# CHALLENGE:
From the listing below, work out how many lines contain "ndes". Reply with that number only.

# GIVEN ENTRIES:
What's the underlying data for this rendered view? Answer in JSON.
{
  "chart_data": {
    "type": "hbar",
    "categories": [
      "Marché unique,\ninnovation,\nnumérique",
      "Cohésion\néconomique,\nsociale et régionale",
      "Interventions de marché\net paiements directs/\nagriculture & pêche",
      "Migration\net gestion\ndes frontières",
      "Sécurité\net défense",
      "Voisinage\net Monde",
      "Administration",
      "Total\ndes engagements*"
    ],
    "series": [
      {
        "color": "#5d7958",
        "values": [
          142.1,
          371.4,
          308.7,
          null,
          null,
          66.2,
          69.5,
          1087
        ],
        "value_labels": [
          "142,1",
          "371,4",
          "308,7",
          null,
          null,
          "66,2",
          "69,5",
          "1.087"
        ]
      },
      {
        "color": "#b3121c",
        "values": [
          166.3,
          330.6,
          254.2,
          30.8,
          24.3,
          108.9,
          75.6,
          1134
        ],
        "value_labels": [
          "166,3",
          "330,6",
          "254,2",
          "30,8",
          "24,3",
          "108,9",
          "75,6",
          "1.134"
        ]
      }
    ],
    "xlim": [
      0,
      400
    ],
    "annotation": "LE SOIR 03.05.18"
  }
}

# FINISHED ANSWER:
2